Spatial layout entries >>
+ + + + +

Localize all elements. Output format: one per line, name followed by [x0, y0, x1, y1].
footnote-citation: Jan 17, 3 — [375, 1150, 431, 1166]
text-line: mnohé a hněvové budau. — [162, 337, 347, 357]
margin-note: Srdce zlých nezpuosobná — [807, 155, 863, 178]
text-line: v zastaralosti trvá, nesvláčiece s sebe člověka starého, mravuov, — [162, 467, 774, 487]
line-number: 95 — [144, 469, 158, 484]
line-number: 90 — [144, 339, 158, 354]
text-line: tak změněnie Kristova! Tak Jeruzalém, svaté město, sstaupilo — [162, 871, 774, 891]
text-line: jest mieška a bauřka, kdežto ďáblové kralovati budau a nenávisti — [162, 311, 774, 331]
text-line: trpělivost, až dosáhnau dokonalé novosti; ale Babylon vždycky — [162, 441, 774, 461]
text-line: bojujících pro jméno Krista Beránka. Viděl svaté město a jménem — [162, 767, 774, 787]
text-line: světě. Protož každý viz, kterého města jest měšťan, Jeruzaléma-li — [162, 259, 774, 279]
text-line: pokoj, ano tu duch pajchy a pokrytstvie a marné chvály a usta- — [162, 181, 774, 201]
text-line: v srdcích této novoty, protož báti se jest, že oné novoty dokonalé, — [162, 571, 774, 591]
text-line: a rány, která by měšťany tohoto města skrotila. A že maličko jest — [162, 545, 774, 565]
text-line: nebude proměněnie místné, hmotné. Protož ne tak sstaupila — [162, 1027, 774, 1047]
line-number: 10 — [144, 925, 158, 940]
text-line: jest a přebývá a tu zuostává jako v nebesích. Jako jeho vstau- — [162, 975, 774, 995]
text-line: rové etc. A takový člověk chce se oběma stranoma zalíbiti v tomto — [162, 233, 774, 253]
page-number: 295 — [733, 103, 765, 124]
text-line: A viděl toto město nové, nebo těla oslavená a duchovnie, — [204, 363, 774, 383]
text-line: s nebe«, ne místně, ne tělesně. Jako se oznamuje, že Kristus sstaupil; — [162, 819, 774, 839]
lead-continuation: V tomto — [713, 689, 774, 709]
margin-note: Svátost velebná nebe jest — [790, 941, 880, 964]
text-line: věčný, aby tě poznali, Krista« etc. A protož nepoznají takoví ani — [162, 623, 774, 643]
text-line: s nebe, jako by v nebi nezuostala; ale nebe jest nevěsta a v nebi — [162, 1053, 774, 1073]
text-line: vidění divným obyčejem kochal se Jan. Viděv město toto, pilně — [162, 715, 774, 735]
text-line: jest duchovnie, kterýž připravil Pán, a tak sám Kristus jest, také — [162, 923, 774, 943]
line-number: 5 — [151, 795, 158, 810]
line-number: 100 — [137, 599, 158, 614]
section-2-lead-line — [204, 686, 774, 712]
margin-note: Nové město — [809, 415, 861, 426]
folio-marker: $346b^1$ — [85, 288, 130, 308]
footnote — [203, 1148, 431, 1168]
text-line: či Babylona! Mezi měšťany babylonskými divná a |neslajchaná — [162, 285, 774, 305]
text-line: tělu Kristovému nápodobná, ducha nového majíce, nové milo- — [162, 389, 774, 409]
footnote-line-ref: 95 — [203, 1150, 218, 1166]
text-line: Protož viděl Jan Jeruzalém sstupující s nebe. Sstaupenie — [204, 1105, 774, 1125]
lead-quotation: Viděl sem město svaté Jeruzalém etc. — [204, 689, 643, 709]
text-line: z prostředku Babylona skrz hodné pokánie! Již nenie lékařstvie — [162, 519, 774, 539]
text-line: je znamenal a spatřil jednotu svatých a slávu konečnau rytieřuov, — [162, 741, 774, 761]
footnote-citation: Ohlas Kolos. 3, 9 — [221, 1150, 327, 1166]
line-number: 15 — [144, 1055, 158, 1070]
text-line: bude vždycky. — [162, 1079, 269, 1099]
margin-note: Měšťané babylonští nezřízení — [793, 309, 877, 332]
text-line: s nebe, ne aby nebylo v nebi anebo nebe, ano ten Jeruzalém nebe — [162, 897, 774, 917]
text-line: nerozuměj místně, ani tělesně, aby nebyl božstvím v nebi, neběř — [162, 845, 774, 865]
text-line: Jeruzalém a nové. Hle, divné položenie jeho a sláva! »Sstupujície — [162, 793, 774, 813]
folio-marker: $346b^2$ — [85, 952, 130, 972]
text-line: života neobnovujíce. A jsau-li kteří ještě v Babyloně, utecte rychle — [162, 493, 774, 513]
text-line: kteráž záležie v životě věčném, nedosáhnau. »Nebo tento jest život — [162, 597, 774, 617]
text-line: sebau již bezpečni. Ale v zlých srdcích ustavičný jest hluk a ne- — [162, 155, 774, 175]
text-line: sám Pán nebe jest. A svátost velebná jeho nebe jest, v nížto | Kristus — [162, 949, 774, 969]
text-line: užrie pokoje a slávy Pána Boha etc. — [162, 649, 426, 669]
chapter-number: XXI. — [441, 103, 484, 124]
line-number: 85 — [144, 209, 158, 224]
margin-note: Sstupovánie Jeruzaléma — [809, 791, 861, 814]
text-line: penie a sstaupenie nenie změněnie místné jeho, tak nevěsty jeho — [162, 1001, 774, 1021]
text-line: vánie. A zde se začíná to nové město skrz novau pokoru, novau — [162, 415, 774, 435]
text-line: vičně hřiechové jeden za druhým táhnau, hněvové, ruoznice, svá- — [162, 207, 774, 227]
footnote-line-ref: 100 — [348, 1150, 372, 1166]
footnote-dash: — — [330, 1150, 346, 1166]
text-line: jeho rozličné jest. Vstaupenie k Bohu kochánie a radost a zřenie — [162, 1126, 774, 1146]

+ + + + +

What is expected >> Express the records from their beginning through the line containing "text-line: světě. Protož", both ends included, as a JSON list of strings with one string per line, leaving out any blank lines.

The reply >>
[
  "Localize all elements. Output format: one per line, name followed by [x0, y0, x1, y1].",
  "footnote-citation: Jan 17, 3 — [375, 1150, 431, 1166]",
  "text-line: mnohé a hněvové budau. — [162, 337, 347, 357]",
  "margin-note: Srdce zlých nezpuosobná — [807, 155, 863, 178]",
  "text-line: v zastaralosti trvá, nesvláčiece s sebe člověka starého, mravuov, — [162, 467, 774, 487]",
  "line-number: 95 — [144, 469, 158, 484]",
  "line-number: 90 — [144, 339, 158, 354]",
  "text-line: tak změněnie Kristova! Tak Jeruzalém, svaté město, sstaupilo — [162, 871, 774, 891]",
  "text-line: jest mieška a bauřka, kdežto ďáblové kralovati budau a nenávisti — [162, 311, 774, 331]",
  "text-line: trpělivost, až dosáhnau dokonalé novosti; ale Babylon vždycky — [162, 441, 774, 461]",
  "text-line: bojujících pro jméno Krista Beránka. Viděl svaté město a jménem — [162, 767, 774, 787]",
  "text-line: světě. Protož každý viz, kterého města jest měšťan, Jeruzaléma-li — [162, 259, 774, 279]"
]